• Written request:
Produce an exact transcription of the listing below, omitting the pictures.

• Material provided:
☆ ☆ ☆ ☆
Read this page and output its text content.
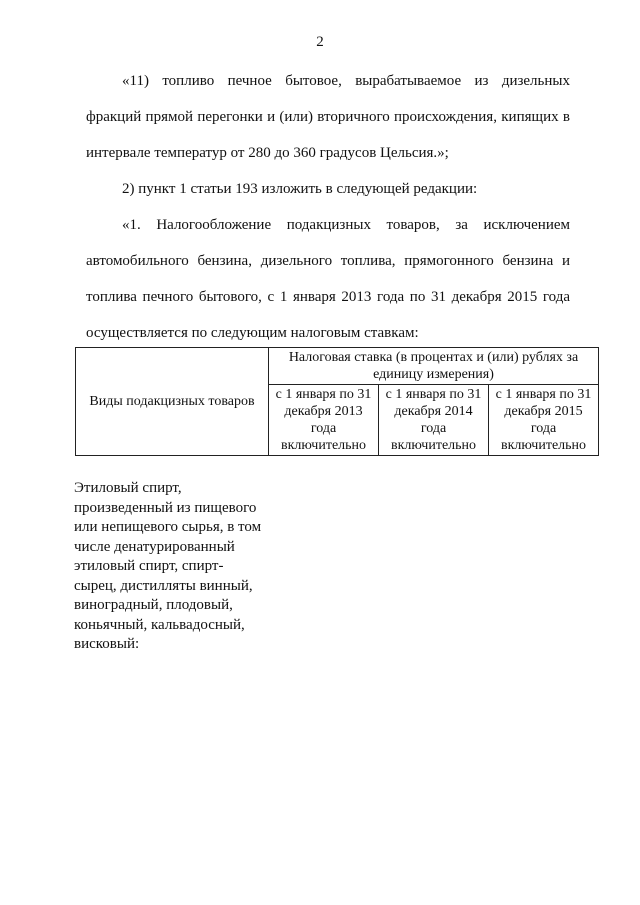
2

«11) топливо печное бытовое, вырабатываемое из дизельных фракций прямой перегонки и (или) вторичного происхождения, кипящих в интервале температур от 280 до 360 градусов Цельсия.»;

2) пункт 1 статьи 193 изложить в следующей редакции:

«1. Налогообложение подакцизных товаров, за исключением автомобильного бензина, дизельного топлива, прямогонного бензина и топлива печного бытового, с 1 января 2013 года по 31 декабря 2015 года осуществляется по следующим налоговым ставкам:

Виды подакцизных товаров	Налоговая ставка (в процентах и (или) рублях за единицу измерения)		
	с 1 января по 31 декабря 2013 года включительно	с 1 января по 31 декабря 2014 года включительно	с 1 января по 31 декабря 2015 года включительно

Этиловый спирт, произведенный из пищевого или непищевого сырья, в том числе денатурированный этиловый спирт, спирт-сырец, дистилляты винный, виноградный, плодовый, коньячный, кальвадосный, висковый:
☆ ☆ ☆ ☆
• Exercise solution:
Read this page and output its text content.
2

«11) топливо печное бытовое, вырабатываемое из дизельных фракций прямой перегонки и (или) вторичного происхождения, кипящих в интервале температур от 280 до 360 градусов Цельсия.»;

2) пункт 1 статьи 193 изложить в следующей редакции:

«1. Налогообложение подакцизных товаров, за исключением автомобильного бензина, дизельного топлива, прямогонного бензина и топлива печного бытового, с 1 января 2013 года по 31 декабря 2015 года осуществляется по следующим налоговым ставкам:

Виды подакцизных товаров	Налоговая ставка (в процентах и (или) рублях за единицу измерения)		
	с 1 января по 31 декабря 2013 года включительно	с 1 января по 31 декабря 2014 года включительно	с 1 января по 31 декабря 2015 года включительно

Этиловый спирт, произведенный из пищевого или непищевого сырья, в том числе денатурированный этиловый спирт, спирт-сырец, дистилляты винный, виноградный, плодовый, коньячный, кальвадосный, висковый:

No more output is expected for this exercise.